# Problem requirements:
Every entry must be given again exactly.

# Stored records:

⟨

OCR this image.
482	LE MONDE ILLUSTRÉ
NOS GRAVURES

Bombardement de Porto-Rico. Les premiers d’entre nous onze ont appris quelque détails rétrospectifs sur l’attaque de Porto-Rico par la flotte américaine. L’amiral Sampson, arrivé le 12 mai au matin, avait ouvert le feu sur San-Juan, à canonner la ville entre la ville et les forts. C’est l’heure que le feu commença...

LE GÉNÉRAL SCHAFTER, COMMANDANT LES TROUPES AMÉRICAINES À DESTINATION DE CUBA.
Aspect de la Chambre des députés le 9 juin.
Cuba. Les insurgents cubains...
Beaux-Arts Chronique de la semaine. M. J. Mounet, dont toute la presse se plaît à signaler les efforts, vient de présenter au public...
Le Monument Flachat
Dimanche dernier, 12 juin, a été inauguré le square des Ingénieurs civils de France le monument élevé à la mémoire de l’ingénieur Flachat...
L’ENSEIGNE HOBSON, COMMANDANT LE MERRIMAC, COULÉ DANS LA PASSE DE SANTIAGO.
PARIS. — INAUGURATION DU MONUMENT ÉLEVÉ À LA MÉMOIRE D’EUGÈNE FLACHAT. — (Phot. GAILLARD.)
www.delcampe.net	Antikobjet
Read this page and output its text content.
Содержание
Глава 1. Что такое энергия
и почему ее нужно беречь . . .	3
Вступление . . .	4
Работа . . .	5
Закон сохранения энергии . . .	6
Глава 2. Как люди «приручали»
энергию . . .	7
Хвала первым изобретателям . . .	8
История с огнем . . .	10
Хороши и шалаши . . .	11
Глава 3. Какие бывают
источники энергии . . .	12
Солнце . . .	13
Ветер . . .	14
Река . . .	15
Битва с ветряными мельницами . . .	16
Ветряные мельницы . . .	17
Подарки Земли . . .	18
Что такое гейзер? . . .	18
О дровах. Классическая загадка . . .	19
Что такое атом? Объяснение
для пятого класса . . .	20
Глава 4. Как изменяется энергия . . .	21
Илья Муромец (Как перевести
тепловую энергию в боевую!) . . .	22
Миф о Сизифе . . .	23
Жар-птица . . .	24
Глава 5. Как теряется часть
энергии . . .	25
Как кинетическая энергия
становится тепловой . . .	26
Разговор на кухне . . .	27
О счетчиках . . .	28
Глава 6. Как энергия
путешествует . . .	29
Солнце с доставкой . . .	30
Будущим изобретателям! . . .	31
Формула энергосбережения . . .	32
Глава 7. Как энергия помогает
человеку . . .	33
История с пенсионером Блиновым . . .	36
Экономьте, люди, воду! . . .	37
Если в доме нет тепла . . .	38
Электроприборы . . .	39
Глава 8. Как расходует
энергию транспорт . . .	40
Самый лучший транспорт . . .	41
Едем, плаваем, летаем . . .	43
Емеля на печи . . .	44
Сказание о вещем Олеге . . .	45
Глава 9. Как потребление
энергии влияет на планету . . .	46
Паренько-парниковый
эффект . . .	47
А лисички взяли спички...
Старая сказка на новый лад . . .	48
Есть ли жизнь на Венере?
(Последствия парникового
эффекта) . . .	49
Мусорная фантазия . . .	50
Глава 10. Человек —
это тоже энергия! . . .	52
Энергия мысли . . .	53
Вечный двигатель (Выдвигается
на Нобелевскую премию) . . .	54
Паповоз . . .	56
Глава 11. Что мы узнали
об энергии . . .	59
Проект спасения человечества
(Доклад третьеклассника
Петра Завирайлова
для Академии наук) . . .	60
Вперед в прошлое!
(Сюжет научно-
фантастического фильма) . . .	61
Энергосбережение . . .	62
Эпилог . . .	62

⟩

# Complete answer:
OCR this image.
482	LE MONDE ILLUSTRÉ
NOS GRAVURES

Bombardement de Porto-Rico. Les premiers d’entre nous onze ont appris quelque détails rétrospectifs sur l’attaque de Porto-Rico par la flotte américaine. L’amiral Sampson, arrivé le 12 mai au matin, avait ouvert le feu sur San-Juan, à canonner la ville entre la ville et les forts. C’est l’heure que le feu commença...

LE GÉNÉRAL SCHAFTER, COMMANDANT LES TROUPES AMÉRICAINES À DESTINATION DE CUBA.
Aspect de la Chambre des députés le 9 juin.
Cuba. Les insurgents cubains...
Beaux-Arts Chronique de la semaine. M. J. Mounet, dont toute la presse se plaît à signaler les efforts, vient de présenter au public...
Le Monument Flachat
Dimanche dernier, 12 juin, a été inauguré le square des Ingénieurs civils de France le monument élevé à la mémoire de l’ingénieur Flachat...
L’ENSEIGNE HOBSON, COMMANDANT LE MERRIMAC, COULÉ DANS LA PASSE DE SANTIAGO.
PARIS. — INAUGURATION DU MONUMENT ÉLEVÉ À LA MÉMOIRE D’EUGÈNE FLACHAT. — (Phot. GAILLARD.)
www.delcampe.net	Antikobjet
Read this page and output its text content.
Содержание
Глава 1. Что такое энергия
и почему ее нужно беречь . . .	3
Вступление . . .	4
Работа . . .	5
Закон сохранения энергии . . .	6
Глава 2. Как люди «приручали»
энергию . . .	7
Хвала первым изобретателям . . .	8
История с огнем . . .	10
Хороши и шалаши . . .	11
Глава 3. Какие бывают
источники энергии . . .	12
Солнце . . .	13
Ветер . . .	14
Река . . .	15
Битва с ветряными мельницами . . .	16
Ветряные мельницы . . .	17
Подарки Земли . . .	18
Что такое гейзер? . . .	18
О дровах. Классическая загадка . . .	19
Что такое атом? Объяснение
для пятого класса . . .	20
Глава 4. Как изменяется энергия . . .	21
Илья Муромец (Как перевести
тепловую энергию в боевую!) . . .	22
Миф о Сизифе . . .	23
Жар-птица . . .	24
Глава 5. Как теряется часть
энергии . . .	25
Как кинетическая энергия
становится тепловой . . .	26
Разговор на кухне . . .	27
О счетчиках . . .	28
Глава 6. Как энергия
путешествует . . .	29
Солнце с доставкой . . .	30
Будущим изобретателям! . . .	31
Формула энергосбережения . . .	32
Глава 7. Как энергия помогает
человеку . . .	33
История с пенсионером Блиновым . . .	36
Экономьте, люди, воду! . . .	37
Если в доме нет тепла . . .	38
Электроприборы . . .	39
Глава 8. Как расходует
энергию транспорт . . .	40
Самый лучший транспорт . . .	41
Едем, плаваем, летаем . . .	43
Емеля на печи . . .	44
Сказание о вещем Олеге . . .	45
Глава 9. Как потребление
энергии влияет на планету . . .	46
Паренько-парниковый
эффект . . .	47
А лисички взяли спички...
Старая сказка на новый лад . . .	48
Есть ли жизнь на Венере?
(Последствия парникового
эффекта) . . .	49
Мусорная фантазия . . .	50
Глава 10. Человек —
это тоже энергия! . . .	52
Энергия мысли . . .	53
Вечный двигатель (Выдвигается
на Нобелевскую премию) . . .	54
Паповоз . . .	56
Глава 11. Что мы узнали
об энергии . . .	59
Проект спасения человечества
(Доклад третьеклассника
Петра Завирайлова
для Академии наук) . . .	60
Вперед в прошлое!
(Сюжет научно-
фантастического фильма) . . .	61
Энергосбережение . . .	62
Эпилог . . .	62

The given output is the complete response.